• **EXERCISE**: Copy out all lines in the data below containing the string "sequence".

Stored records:
++++++++++

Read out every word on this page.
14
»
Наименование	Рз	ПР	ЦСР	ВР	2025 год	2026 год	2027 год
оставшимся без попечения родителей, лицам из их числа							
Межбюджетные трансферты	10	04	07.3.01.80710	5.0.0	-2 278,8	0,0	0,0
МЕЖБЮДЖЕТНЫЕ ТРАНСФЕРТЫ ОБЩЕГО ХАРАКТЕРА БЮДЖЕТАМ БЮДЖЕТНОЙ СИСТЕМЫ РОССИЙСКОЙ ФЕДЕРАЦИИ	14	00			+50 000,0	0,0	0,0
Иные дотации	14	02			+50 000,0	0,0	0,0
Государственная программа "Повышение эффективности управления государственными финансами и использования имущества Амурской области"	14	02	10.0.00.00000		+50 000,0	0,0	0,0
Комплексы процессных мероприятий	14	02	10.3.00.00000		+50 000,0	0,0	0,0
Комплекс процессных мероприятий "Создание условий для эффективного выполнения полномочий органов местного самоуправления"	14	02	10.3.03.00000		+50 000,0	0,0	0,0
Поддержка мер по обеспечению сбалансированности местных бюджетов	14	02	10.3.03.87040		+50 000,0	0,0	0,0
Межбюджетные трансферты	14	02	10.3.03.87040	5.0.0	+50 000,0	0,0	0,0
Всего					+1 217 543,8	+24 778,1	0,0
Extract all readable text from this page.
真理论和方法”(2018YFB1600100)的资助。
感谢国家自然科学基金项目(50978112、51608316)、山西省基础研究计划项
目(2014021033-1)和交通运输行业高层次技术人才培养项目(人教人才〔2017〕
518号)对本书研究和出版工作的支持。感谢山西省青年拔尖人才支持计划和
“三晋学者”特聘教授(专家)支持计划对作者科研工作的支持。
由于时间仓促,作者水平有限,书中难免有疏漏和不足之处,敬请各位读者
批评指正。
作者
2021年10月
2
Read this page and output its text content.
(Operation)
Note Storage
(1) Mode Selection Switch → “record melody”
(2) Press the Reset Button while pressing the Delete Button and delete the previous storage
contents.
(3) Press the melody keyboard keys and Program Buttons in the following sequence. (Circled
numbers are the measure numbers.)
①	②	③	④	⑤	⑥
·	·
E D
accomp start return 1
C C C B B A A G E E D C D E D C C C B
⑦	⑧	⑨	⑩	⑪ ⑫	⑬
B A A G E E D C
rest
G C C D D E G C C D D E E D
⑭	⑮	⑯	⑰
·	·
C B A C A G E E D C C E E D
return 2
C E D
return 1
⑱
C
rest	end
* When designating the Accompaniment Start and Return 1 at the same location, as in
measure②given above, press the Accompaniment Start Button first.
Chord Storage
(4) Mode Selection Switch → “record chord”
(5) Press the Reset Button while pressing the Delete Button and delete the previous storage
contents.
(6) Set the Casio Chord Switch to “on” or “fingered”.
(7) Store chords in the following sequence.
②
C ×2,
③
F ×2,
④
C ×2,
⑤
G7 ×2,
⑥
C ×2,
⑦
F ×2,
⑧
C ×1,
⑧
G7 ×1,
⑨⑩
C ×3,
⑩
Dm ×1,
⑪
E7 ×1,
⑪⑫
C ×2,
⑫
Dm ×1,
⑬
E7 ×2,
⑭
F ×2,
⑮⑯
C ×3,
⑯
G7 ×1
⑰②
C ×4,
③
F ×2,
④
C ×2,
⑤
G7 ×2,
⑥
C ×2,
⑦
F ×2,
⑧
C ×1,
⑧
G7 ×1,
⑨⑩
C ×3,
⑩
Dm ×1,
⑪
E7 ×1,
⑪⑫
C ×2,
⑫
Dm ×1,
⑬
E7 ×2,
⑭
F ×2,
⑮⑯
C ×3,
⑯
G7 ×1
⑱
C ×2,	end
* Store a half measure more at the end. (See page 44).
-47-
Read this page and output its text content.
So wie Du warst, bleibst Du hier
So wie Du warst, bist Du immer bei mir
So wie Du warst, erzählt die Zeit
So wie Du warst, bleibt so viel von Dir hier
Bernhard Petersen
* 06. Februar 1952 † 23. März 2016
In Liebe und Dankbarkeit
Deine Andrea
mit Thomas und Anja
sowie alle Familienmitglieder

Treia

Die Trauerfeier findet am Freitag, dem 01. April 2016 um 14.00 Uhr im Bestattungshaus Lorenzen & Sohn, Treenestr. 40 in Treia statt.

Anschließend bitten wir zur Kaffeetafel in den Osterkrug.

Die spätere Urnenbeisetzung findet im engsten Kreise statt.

++++++++++

• **RESPONSE TO THIS EXERCISE**:
(3) Press the melody keyboard keys and Program Buttons in the following sequence. (Circled
(7) Store chords in the following sequence.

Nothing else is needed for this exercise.